## [SUPPLIED TEXT]
____
# Embedding creation

This tutorial shows how to create embeddings using Clay and store them in geoparquet.
Creating embeddings is useful for use in similarity seach applications, and when
training classification heads on top of the embeddings, as shown in the
[](bla) tutorial.

Creating embeddings consists of three simple steps:

1. Search for imagery to be used
2. Create chips dynamically from the source data with [stacchip](https://clay-foundation.github.io/stacchip/)
3. Pass chips to Clay and store the output as geoparquet

Lets look at these one by one, but first ensure that stacchip is installed,
a library we are going to use to generate dynamic chips to pass to Clay.
____
## [PROVIDED RECORDS]
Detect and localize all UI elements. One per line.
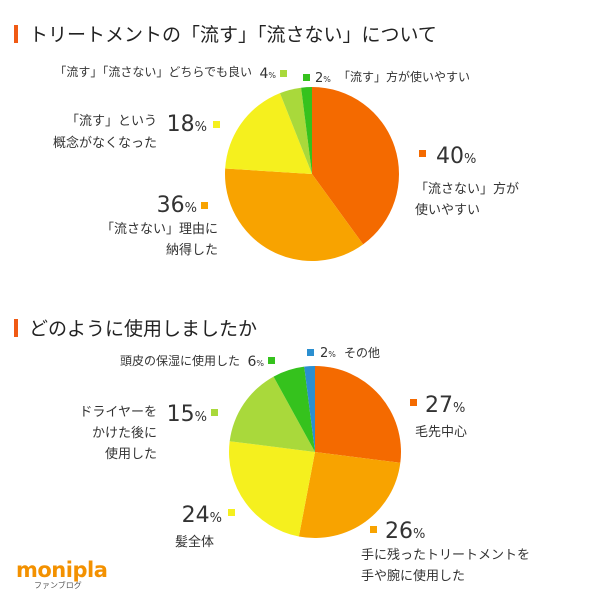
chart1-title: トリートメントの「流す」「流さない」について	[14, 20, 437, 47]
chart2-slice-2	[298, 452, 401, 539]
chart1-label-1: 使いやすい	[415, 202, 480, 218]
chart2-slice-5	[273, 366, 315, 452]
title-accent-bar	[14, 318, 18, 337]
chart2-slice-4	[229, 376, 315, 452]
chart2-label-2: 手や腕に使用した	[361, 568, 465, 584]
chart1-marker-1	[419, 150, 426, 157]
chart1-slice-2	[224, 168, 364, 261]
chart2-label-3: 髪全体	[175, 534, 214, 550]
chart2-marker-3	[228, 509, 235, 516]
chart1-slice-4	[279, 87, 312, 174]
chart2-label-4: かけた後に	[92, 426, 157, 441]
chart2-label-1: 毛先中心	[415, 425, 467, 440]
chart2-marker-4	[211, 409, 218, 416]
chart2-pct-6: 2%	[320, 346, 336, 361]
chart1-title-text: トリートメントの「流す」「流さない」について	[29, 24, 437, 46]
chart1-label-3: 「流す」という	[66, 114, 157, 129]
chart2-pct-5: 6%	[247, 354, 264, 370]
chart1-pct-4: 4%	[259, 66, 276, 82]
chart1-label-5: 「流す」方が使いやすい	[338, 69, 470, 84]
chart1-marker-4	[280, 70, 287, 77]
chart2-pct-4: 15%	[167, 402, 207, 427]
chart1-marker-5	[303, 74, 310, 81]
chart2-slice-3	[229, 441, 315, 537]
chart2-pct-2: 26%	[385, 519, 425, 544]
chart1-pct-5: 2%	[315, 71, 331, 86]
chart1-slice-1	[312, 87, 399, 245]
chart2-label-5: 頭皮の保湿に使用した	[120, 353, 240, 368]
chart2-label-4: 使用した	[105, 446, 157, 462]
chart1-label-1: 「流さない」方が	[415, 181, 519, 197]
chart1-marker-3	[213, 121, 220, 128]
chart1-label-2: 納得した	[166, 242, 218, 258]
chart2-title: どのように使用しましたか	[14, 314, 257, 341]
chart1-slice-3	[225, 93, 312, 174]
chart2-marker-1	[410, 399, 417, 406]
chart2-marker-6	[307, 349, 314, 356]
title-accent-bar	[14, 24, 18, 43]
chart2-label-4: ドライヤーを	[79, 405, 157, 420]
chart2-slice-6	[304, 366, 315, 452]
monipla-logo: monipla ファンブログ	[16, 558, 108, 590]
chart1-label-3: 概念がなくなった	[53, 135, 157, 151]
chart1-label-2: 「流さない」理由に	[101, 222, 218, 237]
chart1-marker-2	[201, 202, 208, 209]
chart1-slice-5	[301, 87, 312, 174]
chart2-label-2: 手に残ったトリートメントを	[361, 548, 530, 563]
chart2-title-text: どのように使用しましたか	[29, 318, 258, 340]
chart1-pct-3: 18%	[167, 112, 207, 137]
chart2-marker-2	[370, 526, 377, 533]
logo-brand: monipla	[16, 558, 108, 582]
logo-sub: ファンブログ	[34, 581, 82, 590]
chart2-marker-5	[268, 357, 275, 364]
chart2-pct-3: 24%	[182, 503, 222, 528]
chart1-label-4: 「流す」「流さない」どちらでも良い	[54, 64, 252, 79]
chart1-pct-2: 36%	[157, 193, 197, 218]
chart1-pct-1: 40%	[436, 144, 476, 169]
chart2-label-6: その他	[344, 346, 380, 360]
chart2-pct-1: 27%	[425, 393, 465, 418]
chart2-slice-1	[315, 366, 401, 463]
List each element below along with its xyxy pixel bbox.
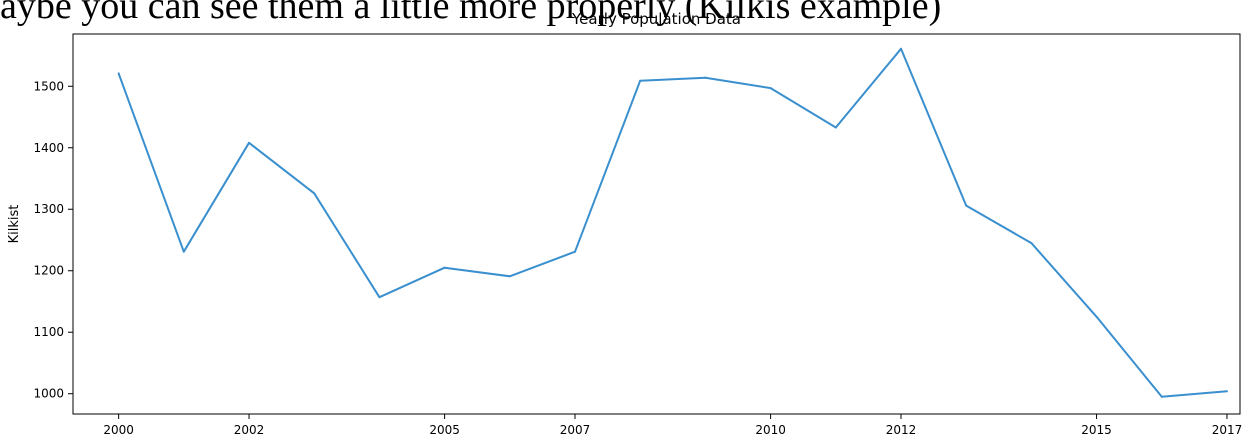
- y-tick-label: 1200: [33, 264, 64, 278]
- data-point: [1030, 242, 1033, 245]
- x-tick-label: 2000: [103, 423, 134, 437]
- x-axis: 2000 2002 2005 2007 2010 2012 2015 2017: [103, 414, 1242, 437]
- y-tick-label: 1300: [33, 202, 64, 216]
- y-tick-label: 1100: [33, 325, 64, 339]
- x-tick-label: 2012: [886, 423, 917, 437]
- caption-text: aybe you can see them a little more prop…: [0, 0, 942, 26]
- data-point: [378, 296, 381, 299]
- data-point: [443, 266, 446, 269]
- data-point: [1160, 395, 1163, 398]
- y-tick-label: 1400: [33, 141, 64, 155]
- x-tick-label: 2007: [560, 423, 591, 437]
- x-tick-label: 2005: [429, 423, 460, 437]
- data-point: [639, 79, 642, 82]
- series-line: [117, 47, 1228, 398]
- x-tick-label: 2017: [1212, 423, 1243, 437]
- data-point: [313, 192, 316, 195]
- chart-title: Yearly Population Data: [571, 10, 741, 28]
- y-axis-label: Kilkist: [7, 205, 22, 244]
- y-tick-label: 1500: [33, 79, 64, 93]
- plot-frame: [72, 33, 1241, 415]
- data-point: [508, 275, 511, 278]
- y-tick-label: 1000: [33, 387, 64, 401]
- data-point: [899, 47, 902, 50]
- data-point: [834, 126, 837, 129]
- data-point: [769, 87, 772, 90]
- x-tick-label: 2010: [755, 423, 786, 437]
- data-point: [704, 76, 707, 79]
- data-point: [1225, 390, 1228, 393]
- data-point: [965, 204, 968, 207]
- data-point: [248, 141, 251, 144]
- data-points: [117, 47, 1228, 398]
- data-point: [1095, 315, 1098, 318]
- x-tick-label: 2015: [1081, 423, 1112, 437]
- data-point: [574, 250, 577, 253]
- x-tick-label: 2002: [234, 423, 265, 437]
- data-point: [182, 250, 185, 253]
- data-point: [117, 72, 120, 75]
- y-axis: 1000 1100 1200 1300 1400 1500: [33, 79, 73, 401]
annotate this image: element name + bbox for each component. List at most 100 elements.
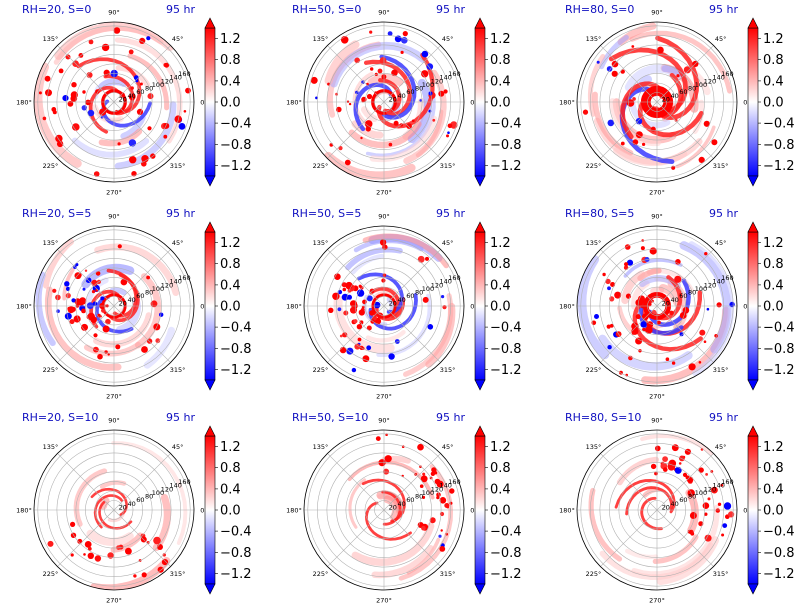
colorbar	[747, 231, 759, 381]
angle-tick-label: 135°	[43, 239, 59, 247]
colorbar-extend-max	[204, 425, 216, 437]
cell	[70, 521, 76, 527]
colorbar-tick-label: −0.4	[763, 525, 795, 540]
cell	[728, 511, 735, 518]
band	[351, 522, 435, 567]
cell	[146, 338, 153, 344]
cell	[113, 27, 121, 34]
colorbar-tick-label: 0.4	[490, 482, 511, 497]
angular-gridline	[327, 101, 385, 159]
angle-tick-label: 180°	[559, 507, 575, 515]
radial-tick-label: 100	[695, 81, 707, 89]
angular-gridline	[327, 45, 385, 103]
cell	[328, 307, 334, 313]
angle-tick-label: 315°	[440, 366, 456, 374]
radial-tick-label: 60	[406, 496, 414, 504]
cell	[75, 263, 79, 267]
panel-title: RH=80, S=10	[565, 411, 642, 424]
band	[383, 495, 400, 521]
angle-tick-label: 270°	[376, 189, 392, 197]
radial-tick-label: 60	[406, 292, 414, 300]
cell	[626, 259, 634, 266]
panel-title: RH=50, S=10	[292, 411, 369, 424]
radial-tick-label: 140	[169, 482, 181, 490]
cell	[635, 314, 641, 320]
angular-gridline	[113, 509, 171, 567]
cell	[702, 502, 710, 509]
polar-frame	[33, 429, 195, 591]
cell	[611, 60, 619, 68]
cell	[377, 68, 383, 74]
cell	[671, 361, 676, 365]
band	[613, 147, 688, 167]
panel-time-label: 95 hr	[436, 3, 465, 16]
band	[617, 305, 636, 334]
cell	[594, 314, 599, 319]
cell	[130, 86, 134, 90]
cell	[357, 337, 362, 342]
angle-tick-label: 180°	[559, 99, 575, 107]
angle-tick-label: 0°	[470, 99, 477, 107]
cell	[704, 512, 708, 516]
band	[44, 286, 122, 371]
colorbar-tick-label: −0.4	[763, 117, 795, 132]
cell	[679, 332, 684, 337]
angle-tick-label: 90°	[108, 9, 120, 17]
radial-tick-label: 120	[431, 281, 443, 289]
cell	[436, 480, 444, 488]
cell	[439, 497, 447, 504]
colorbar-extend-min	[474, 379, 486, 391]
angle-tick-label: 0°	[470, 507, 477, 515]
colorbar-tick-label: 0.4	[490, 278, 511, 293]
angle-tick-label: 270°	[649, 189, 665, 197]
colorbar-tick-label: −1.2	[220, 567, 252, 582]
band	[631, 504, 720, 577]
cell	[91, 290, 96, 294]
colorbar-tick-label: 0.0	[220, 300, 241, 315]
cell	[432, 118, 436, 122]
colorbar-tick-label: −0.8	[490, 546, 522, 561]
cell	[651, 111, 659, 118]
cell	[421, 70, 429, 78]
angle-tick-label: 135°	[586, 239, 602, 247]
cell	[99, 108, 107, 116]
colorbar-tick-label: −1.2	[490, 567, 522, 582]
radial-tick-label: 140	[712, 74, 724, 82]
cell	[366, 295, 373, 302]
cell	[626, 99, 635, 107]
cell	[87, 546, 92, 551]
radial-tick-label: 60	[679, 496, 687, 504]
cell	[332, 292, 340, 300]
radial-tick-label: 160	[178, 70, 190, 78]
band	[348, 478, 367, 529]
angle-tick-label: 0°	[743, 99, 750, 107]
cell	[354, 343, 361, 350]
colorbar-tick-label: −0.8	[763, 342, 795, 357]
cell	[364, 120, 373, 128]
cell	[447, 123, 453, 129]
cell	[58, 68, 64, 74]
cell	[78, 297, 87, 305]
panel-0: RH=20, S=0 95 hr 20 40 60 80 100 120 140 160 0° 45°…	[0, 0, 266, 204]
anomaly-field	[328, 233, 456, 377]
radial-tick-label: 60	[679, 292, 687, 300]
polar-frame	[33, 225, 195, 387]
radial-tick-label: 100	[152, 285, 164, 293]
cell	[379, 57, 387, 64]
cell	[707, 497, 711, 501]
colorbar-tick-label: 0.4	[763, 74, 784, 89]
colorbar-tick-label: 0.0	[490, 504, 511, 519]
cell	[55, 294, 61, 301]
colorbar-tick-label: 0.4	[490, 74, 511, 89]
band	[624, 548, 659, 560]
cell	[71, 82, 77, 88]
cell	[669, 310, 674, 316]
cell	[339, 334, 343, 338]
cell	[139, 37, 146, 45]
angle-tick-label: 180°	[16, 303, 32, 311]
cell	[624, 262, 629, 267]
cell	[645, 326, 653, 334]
____
## [REQUIREMENT 1]
Summarize the embedding creation tutorial in two sentences.
## [REQUIREMENT 2]
Identify each line in the records that contains the string "List" and copy it out. Case counts.

## [COMPLETE OUTPUT 1]
The tutorial shows how to create embeddings using Clay and store them in geoparquet, which is useful when training classification heads on top of the embeddings. This takes three steps: searching for imagery to use, creating chips dynamically from the source data with stacchip, and passing the chips to Clay and storing the output as geoparquet.

## [COMPLETE OUTPUT 2]
List each element below along with its xyxy pixel bbox.
annotate this image: element name + bbox for each component. List at most 100 elements.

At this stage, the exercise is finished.